Short exercise:
Return each line holding the string "name".

Extracts from a graphics dataset:
-- Start --

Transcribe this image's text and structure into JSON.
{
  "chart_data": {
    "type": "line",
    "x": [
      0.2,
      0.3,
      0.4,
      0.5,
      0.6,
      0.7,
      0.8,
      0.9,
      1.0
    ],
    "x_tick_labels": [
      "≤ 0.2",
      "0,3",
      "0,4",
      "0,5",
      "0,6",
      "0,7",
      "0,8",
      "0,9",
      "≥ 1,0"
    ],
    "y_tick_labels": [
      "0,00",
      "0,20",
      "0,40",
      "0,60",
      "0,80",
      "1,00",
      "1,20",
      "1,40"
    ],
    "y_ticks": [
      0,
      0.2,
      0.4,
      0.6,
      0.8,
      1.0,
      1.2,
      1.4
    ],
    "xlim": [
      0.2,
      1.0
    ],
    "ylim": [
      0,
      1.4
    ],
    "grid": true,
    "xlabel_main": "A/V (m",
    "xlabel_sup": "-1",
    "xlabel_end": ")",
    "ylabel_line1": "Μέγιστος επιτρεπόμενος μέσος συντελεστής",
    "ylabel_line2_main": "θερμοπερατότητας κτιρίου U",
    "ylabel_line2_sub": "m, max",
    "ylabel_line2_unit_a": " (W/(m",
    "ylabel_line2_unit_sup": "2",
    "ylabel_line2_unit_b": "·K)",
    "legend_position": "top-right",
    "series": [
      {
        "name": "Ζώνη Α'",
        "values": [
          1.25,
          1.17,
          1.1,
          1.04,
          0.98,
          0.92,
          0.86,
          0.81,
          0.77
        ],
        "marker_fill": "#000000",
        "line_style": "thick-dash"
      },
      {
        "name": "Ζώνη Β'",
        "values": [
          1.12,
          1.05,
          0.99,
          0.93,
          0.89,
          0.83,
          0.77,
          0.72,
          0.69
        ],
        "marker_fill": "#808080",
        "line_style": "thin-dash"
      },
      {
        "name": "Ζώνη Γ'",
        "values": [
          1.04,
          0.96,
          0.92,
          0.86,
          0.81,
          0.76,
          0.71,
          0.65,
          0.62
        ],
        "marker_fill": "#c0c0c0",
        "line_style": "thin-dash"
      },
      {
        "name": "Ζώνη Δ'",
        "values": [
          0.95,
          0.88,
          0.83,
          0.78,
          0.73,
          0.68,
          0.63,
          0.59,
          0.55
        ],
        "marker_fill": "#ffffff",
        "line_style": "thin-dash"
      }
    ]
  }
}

-- End --

The response:
        "name": "Ζώνη Α'",
        "name": "Ζώνη Β'",
        "name": "Ζώνη Γ'",
        "name": "Ζώνη Δ'",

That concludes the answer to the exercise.